ACTION ITEM → Go through the data below and return each line where the string "NATURE" occurs.

MATERIAL SUPPLIED →

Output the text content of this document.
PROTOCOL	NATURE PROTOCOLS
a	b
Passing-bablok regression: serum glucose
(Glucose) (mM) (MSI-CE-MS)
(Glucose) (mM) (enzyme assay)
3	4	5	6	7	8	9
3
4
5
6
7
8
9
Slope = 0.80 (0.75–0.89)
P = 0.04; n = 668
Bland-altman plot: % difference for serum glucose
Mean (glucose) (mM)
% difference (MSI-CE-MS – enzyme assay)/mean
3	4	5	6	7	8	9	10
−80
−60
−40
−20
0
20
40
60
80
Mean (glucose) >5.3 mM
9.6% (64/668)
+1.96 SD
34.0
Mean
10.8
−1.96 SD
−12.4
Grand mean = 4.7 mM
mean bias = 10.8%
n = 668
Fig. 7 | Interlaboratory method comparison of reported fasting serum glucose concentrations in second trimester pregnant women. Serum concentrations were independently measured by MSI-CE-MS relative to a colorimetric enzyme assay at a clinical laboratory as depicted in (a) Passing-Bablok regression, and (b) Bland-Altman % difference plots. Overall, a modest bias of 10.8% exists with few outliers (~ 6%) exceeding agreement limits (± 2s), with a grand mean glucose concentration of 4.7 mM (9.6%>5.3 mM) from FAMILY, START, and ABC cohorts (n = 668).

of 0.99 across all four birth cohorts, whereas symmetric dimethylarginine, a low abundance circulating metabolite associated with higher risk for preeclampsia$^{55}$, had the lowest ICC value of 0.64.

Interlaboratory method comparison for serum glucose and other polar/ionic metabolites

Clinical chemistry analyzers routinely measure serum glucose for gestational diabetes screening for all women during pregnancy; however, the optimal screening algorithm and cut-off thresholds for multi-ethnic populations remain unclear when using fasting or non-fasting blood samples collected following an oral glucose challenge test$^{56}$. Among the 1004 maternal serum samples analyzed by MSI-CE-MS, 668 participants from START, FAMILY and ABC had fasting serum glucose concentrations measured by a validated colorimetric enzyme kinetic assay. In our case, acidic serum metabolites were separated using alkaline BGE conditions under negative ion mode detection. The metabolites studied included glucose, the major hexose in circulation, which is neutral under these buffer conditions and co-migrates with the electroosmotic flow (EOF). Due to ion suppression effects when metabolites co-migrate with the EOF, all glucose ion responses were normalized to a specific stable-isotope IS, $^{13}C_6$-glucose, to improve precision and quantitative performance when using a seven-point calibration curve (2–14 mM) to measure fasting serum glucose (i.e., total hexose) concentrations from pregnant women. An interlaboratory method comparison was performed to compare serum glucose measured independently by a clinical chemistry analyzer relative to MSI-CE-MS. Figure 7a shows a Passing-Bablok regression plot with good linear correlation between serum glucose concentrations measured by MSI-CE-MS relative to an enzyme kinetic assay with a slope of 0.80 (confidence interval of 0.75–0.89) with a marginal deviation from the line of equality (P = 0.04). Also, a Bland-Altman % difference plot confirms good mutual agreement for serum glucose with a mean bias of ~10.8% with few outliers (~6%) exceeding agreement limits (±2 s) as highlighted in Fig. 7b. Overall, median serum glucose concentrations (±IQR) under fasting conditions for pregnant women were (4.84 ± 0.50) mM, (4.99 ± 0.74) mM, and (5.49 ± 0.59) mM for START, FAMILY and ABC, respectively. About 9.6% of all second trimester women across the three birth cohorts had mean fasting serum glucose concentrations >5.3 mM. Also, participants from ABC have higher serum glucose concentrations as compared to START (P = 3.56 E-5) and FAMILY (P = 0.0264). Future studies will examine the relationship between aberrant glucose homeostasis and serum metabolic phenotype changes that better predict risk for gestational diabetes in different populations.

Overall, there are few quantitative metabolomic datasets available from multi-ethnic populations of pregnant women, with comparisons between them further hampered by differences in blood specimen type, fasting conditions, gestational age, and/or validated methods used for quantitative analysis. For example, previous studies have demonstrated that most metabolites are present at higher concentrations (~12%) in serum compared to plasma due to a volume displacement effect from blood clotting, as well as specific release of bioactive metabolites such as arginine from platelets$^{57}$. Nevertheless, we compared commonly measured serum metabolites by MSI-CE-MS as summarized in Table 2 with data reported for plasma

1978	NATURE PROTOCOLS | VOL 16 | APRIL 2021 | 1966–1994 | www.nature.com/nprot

PROBLEM SOLUTION →
PROTOCOL	NATURE PROTOCOLS
1978	NATURE PROTOCOLS | VOL 16 | APRIL 2021 | 1966–1994 | www.nature.com/nprot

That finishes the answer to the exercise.